Short exercise - In the material below, find every line with "控制电路" and pull it out.
=== Material supplied ===
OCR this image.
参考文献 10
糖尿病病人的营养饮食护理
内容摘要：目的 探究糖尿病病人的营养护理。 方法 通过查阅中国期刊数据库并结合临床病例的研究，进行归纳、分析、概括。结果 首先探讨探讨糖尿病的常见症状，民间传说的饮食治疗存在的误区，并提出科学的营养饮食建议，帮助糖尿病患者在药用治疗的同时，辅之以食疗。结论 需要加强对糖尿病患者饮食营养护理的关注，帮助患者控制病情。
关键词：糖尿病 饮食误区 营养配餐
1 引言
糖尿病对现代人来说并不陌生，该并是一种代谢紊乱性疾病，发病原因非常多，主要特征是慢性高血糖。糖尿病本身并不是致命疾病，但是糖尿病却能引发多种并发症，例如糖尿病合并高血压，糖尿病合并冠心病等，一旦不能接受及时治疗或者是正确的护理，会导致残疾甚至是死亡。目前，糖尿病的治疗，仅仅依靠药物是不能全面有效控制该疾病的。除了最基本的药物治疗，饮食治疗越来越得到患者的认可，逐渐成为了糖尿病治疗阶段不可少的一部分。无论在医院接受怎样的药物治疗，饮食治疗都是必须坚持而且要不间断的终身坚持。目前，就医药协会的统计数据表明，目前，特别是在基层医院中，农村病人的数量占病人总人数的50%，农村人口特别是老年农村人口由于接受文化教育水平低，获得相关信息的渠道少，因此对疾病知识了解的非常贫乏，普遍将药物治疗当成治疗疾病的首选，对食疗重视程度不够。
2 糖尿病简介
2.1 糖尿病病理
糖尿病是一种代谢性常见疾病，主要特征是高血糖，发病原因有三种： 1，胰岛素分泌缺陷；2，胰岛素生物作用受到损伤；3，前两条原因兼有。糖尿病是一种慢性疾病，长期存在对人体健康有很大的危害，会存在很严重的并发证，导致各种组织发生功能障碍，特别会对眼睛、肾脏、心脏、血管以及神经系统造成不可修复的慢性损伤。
===
=== Material supplied ===
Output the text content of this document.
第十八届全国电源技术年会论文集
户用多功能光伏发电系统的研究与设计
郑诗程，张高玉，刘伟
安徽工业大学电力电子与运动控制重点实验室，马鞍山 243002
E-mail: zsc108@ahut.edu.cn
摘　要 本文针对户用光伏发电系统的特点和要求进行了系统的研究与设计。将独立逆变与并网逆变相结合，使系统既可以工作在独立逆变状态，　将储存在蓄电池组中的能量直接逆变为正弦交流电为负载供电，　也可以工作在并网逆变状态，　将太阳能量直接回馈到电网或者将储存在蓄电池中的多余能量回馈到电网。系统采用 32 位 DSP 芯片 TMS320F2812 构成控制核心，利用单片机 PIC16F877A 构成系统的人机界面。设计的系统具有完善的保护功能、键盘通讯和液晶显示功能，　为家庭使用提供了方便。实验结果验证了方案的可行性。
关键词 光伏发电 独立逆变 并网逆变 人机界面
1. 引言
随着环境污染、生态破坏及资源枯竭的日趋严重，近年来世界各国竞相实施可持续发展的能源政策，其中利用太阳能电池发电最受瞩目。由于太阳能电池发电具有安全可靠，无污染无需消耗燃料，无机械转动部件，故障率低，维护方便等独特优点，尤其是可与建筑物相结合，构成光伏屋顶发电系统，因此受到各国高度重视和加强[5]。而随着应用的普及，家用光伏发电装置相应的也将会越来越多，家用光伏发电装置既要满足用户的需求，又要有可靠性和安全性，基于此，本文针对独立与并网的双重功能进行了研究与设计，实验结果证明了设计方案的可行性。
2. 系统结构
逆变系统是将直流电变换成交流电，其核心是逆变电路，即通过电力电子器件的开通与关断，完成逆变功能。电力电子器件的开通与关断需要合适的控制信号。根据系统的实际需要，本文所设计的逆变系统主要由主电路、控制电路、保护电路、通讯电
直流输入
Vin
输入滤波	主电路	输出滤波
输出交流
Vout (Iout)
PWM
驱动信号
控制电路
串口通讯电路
===
Result of the exercise -
逆变系统是将直流电变换成交流电，其核心是逆变电路，即通过电力电子器件的开通与关断，完成逆变功能。电力电子器件的开通与关断需要合适的控制信号。根据系统的实际需要，本文所设计的逆变系统主要由主电路、控制电路、保护电路、通讯电
控制电路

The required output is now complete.